‘PAKISTAN will run out of water by 2025’ or ‘droughts of unprecedented proportions are going to hit the country within five to seven years’.
According USAID’s Factsheet 2017, Pakistan is now a food-surplus country. But this food surplus annually consumes 104 million acre feet (MAF) of water. In Pakistan’s Water Economy Running Dry, John Briscoe pointed out that wastage of water in Pakistan’s irrigation is one of the highest in the world. Indian Punjab produces 30 per cent more with the same quantity of water while California 50pc more. Sandra Postel pointed out in her 1992 book Last Oasis that irrigation efficiency can be improved by up to 50pc by using the available technologies. However, great strides have been made since the early 1990s and today’s water-saving technologies can enable our farmers to produce surplus food using less than 50 MAF of water.

Bounding box entries
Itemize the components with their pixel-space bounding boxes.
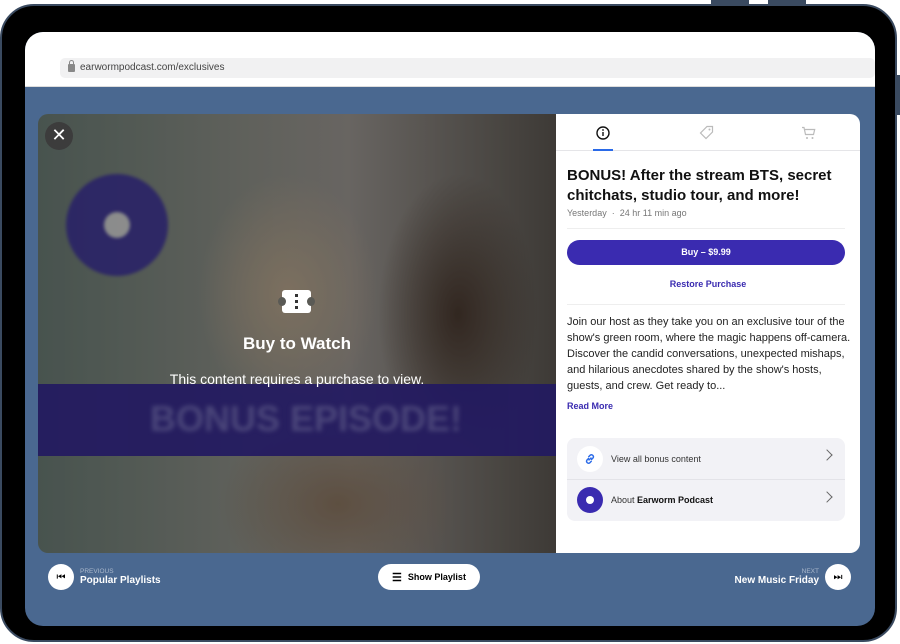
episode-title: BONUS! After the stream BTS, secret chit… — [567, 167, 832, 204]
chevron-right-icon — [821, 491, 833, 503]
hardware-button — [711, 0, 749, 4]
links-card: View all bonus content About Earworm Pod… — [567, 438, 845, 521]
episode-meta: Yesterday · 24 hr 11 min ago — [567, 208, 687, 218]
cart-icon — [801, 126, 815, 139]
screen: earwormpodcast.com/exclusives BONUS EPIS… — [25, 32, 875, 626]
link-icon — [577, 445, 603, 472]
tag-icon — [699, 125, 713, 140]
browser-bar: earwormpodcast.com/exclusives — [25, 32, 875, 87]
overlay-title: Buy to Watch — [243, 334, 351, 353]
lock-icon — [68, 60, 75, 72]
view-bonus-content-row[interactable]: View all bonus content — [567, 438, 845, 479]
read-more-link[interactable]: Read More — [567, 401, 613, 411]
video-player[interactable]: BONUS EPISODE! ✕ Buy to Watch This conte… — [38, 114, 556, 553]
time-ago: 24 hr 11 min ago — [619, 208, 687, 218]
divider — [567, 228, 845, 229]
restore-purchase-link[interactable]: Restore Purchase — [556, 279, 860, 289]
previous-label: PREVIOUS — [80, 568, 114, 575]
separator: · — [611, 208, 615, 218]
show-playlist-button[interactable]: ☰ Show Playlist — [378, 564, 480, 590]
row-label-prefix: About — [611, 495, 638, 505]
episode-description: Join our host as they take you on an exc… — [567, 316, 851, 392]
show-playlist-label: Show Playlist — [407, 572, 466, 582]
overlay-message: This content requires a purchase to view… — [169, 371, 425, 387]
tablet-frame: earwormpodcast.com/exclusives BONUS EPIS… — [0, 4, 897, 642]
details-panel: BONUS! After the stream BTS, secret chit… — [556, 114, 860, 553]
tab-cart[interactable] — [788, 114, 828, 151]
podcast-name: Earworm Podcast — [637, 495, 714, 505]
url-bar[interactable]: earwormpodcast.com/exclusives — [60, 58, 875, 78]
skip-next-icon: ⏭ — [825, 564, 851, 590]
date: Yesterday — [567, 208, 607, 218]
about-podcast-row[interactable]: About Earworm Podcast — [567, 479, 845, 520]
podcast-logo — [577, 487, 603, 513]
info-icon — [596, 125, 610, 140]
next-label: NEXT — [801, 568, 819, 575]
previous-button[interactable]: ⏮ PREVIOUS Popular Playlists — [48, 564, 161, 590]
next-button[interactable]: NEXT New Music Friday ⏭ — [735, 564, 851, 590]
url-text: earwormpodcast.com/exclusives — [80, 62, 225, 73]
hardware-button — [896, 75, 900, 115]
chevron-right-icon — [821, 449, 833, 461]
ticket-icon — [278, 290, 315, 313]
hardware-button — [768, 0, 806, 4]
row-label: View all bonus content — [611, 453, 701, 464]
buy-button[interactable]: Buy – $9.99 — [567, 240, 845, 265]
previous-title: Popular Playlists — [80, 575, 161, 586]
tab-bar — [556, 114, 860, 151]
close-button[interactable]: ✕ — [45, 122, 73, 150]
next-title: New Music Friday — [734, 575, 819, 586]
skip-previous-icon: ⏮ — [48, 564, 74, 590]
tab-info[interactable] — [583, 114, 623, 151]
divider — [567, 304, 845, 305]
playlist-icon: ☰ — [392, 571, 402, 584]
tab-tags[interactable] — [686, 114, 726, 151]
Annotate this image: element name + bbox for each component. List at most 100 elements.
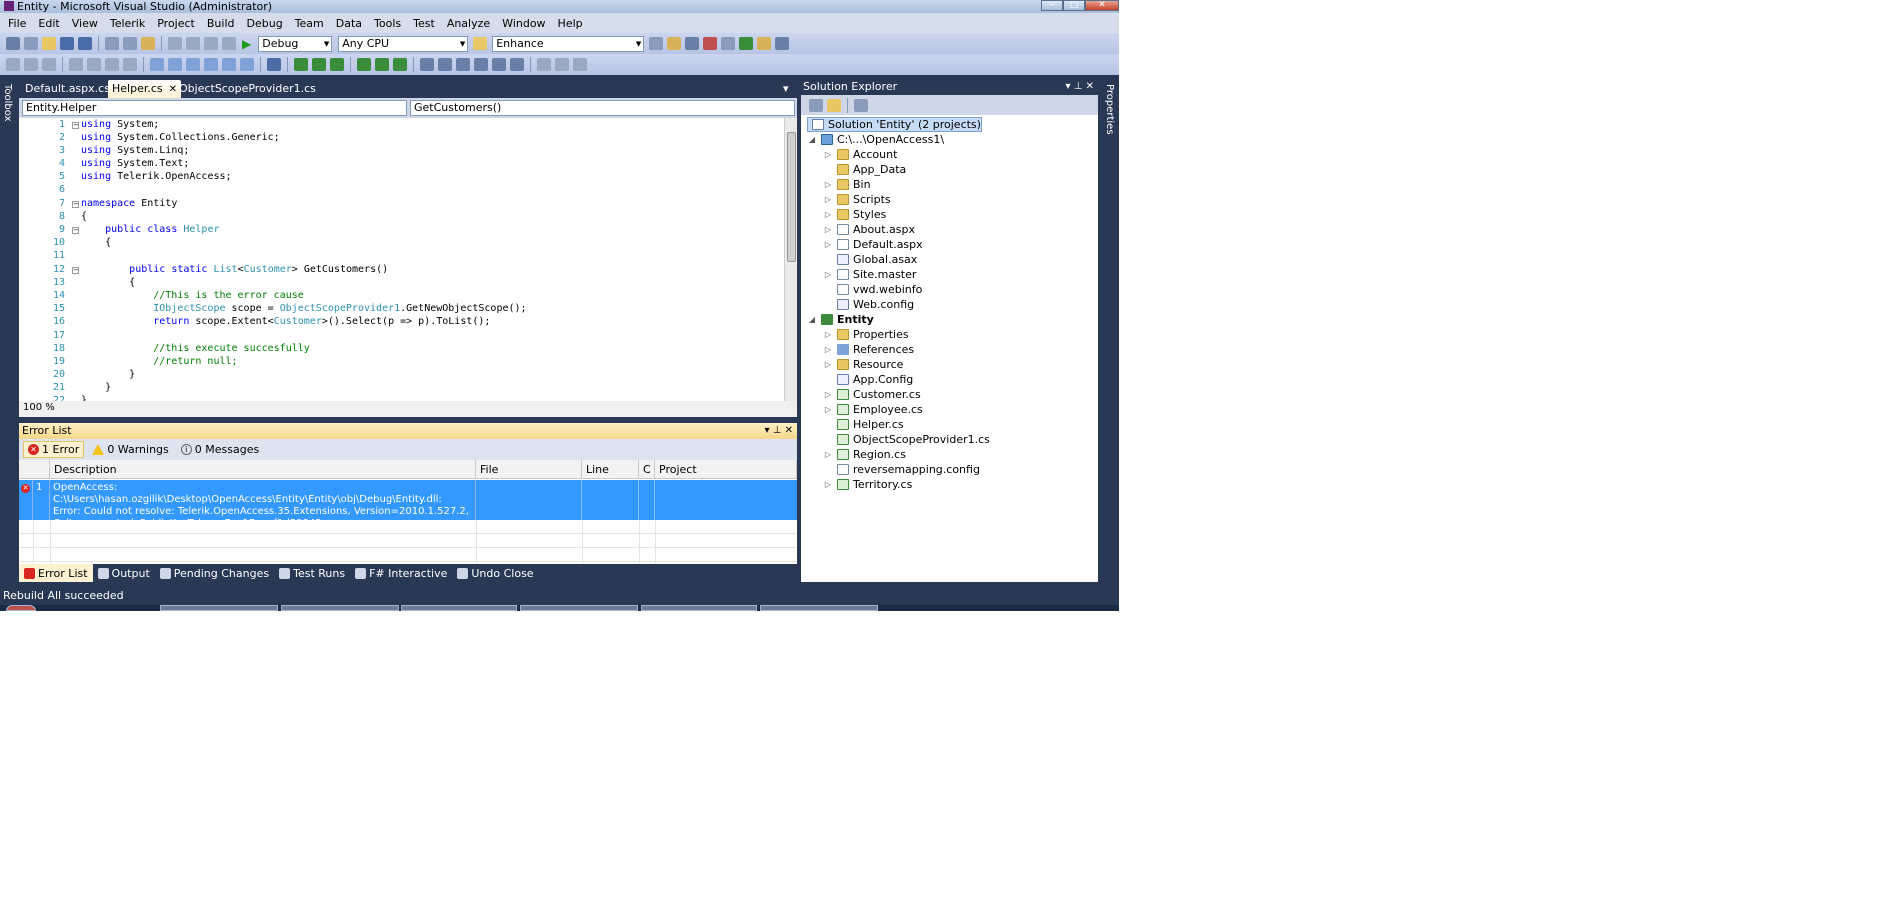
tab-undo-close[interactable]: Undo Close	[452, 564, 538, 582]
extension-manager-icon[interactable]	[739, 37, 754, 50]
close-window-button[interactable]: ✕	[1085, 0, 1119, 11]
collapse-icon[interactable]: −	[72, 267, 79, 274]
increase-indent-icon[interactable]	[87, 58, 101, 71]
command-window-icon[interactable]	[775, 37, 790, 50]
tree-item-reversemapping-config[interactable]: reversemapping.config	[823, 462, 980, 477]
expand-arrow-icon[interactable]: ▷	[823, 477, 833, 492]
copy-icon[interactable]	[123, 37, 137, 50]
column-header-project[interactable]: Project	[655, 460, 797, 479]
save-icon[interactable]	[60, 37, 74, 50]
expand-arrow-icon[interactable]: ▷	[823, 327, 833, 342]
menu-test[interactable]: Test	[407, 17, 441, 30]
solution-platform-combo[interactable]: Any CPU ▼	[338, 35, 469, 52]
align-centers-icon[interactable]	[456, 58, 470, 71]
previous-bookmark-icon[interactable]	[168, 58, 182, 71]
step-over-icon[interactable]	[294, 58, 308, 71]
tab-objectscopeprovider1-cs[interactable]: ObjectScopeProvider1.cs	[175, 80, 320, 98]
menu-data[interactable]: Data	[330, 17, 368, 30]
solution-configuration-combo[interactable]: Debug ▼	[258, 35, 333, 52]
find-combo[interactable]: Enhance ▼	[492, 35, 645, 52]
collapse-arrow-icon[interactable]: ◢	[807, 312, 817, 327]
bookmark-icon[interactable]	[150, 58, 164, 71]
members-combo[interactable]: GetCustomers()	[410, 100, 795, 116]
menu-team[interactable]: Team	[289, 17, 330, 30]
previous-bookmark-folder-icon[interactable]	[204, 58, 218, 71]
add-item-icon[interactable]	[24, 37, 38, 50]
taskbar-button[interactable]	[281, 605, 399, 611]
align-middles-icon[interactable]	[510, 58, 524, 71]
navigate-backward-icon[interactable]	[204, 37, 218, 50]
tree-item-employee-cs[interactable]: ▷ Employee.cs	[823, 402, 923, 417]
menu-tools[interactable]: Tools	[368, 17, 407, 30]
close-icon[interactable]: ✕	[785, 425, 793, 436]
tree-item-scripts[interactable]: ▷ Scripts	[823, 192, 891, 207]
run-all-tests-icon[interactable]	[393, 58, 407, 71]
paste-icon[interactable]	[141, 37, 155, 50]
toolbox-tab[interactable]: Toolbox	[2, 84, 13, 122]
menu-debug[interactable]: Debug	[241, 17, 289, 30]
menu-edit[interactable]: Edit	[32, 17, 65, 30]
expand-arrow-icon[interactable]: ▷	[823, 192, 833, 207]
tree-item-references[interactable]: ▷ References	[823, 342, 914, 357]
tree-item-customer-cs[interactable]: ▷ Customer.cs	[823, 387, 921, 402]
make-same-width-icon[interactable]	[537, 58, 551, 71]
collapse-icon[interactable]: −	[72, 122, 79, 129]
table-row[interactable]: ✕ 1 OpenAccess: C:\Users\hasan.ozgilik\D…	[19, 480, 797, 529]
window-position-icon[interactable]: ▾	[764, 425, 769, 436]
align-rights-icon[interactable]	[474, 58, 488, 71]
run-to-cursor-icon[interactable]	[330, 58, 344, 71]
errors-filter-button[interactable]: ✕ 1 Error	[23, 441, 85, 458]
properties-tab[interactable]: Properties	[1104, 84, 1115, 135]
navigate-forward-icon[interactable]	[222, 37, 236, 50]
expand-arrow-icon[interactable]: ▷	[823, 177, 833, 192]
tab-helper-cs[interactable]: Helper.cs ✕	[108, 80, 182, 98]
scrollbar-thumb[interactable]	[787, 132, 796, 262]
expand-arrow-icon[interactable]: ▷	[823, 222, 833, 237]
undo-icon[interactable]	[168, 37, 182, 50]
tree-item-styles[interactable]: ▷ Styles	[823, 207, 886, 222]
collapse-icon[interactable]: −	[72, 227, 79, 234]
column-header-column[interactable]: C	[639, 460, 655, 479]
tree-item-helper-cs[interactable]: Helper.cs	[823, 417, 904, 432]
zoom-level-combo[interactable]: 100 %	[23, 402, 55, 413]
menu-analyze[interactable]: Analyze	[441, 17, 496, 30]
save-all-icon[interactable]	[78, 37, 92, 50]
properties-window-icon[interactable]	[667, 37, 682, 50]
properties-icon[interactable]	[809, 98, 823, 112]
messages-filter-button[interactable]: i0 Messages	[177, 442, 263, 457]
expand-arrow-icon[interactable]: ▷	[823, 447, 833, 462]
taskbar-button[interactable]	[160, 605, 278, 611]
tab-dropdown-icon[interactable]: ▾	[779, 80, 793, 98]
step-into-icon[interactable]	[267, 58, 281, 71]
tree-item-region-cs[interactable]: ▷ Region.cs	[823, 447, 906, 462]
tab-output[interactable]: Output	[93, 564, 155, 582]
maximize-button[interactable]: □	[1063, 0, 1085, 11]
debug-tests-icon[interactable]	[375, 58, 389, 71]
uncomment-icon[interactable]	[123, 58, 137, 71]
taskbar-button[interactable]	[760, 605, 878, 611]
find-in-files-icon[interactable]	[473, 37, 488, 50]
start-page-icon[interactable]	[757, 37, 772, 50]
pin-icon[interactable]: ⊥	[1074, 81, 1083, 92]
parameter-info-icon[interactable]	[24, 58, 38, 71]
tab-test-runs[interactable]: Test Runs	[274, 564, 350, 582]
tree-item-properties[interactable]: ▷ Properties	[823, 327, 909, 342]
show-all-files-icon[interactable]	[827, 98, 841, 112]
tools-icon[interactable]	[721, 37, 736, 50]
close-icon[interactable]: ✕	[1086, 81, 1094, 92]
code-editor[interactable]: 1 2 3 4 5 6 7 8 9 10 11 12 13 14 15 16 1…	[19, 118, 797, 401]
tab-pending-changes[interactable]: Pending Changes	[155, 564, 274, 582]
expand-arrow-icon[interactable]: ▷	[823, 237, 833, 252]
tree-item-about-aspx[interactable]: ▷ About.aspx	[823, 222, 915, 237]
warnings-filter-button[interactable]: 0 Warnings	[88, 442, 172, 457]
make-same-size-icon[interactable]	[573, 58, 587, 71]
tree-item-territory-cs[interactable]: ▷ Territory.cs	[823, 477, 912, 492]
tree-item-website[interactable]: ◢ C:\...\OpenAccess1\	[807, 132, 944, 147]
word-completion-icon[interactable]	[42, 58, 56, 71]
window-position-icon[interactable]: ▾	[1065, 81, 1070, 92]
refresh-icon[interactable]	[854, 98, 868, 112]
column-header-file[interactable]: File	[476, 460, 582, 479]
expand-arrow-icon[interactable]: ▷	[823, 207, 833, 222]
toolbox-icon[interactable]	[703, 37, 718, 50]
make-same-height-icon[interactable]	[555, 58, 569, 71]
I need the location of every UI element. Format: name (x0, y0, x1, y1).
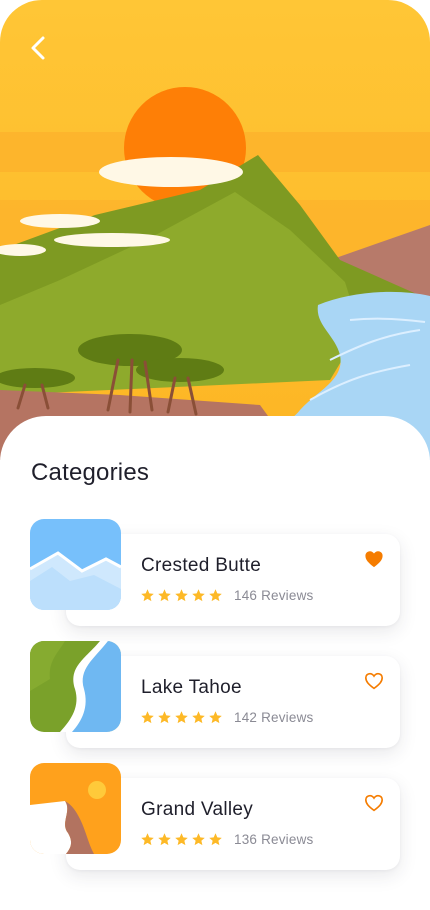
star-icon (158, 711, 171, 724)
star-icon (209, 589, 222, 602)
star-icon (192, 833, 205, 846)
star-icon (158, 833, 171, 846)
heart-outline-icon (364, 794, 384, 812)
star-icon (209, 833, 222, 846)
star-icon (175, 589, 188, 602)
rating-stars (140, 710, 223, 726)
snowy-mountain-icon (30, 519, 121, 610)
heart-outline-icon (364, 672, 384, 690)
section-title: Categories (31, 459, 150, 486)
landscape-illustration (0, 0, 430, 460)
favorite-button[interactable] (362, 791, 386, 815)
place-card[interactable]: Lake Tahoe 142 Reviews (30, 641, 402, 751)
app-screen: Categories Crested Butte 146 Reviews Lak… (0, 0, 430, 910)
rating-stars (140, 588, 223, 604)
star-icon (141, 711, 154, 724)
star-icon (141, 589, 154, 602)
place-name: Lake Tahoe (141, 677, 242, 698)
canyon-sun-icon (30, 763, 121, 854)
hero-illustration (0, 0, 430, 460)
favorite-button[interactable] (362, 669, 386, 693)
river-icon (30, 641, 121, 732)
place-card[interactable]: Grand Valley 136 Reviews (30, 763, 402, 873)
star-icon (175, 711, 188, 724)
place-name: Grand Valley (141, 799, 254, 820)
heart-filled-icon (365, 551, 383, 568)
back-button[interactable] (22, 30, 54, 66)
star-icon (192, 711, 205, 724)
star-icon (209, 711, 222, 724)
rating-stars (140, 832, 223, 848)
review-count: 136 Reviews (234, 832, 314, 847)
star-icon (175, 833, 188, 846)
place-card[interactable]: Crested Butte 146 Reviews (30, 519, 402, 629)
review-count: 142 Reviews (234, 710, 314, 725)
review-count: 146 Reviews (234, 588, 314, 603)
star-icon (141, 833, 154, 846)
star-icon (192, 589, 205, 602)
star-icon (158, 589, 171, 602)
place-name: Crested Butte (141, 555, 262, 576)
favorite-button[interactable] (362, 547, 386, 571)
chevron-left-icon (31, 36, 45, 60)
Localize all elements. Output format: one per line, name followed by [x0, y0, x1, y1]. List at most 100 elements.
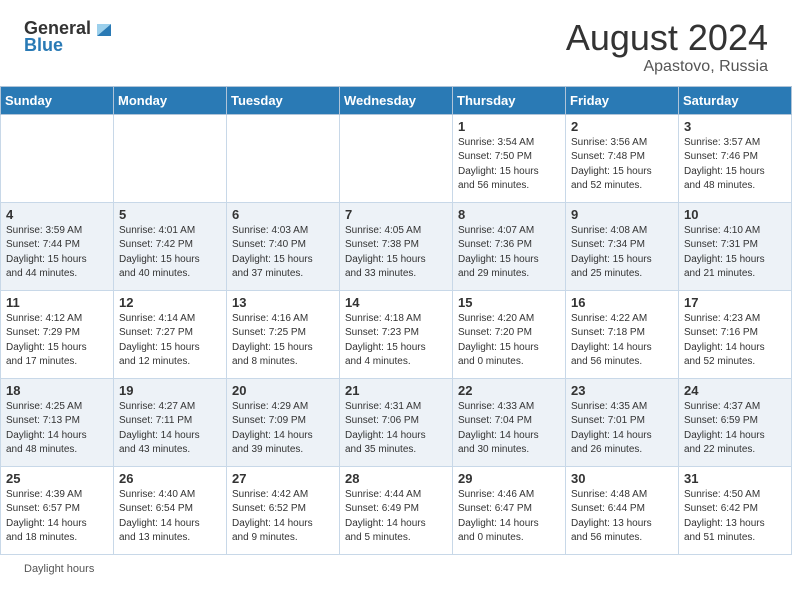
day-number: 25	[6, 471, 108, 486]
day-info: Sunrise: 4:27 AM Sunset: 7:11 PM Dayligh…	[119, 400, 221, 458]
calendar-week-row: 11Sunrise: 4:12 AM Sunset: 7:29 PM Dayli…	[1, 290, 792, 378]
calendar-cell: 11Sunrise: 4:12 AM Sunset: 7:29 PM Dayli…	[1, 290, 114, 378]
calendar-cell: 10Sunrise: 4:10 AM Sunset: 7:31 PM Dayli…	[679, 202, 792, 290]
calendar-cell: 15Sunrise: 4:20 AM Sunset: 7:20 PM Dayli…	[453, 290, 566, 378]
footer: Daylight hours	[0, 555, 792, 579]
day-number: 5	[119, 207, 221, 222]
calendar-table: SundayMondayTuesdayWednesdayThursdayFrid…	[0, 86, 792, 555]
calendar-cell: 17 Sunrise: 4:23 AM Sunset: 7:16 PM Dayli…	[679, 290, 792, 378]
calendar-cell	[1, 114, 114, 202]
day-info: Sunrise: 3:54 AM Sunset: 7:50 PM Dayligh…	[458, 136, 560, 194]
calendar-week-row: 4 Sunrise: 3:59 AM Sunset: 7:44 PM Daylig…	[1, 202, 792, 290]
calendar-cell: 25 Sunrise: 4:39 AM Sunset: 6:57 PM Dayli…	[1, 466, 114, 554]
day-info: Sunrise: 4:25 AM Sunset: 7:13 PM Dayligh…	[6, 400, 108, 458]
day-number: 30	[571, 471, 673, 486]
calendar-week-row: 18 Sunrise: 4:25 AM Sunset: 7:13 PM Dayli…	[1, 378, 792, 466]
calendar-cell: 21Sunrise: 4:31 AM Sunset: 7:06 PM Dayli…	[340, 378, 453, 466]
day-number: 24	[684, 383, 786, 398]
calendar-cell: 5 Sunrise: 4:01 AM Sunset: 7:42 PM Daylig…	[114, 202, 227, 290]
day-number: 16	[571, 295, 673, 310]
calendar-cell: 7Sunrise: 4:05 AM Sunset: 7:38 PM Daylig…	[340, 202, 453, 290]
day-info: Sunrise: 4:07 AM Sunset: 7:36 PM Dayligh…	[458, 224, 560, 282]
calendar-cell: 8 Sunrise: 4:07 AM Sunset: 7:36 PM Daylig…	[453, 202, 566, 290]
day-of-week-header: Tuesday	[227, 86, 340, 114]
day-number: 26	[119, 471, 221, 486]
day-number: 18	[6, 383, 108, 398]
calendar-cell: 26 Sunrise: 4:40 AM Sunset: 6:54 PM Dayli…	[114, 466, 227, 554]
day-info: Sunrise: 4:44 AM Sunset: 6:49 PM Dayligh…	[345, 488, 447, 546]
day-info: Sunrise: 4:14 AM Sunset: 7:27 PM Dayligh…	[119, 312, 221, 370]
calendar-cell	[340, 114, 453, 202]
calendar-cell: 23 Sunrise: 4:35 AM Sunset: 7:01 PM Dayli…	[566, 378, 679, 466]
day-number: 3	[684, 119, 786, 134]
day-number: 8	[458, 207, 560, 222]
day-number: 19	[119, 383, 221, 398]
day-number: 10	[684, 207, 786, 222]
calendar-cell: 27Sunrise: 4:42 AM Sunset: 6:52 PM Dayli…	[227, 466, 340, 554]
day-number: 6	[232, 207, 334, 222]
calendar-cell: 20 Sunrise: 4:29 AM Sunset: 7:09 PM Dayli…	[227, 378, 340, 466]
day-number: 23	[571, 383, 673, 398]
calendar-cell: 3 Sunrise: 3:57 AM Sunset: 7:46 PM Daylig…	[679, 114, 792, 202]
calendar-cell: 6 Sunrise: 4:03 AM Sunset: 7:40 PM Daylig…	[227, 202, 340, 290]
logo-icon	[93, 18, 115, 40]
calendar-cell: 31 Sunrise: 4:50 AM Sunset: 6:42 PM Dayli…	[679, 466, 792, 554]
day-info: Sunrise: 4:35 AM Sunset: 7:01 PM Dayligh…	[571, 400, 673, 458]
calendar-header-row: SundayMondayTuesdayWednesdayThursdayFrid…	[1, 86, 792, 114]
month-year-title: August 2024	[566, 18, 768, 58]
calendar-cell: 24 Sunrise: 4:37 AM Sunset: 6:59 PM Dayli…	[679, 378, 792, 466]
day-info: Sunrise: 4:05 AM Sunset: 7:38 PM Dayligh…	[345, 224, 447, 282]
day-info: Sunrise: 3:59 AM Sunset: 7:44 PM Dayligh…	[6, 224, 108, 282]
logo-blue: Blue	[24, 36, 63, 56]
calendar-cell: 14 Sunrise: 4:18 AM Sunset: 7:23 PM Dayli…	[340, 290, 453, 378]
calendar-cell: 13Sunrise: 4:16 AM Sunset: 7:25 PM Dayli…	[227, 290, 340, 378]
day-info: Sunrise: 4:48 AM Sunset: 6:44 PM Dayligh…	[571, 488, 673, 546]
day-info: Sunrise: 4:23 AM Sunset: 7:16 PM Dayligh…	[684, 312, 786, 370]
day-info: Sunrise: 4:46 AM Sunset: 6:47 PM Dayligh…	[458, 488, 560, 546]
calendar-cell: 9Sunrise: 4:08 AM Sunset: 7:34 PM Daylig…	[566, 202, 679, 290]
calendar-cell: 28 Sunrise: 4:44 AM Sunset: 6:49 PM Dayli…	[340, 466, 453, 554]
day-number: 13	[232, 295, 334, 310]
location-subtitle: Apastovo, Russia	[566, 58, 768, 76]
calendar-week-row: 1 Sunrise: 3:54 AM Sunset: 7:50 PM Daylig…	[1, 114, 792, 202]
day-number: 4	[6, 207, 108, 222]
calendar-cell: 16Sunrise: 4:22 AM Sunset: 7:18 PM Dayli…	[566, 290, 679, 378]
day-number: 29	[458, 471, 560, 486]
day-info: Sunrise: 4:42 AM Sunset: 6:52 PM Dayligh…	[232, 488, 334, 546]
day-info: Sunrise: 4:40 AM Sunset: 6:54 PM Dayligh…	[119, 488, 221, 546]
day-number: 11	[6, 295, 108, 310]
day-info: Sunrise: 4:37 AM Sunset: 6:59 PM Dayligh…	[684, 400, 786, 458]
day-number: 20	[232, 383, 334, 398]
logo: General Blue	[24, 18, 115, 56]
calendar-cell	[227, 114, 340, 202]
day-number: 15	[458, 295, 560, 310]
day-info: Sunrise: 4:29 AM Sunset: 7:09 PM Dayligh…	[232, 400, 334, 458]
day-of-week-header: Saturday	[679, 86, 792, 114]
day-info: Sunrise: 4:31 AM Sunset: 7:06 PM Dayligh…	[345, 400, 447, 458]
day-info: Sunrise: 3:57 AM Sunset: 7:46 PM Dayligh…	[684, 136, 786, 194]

__What you should do__.
Answer these questions using the passage on Pakistan's water:
1. By what year is Pakistan predicted to run out of water?
2. How much water does Pakistan's food surplus consume each year?
3. In what year was Sandra Postel's book Last Oasis published?

__Problem solution__.
1. 2025
2. 104 million acre feet (MAF)
3. 1992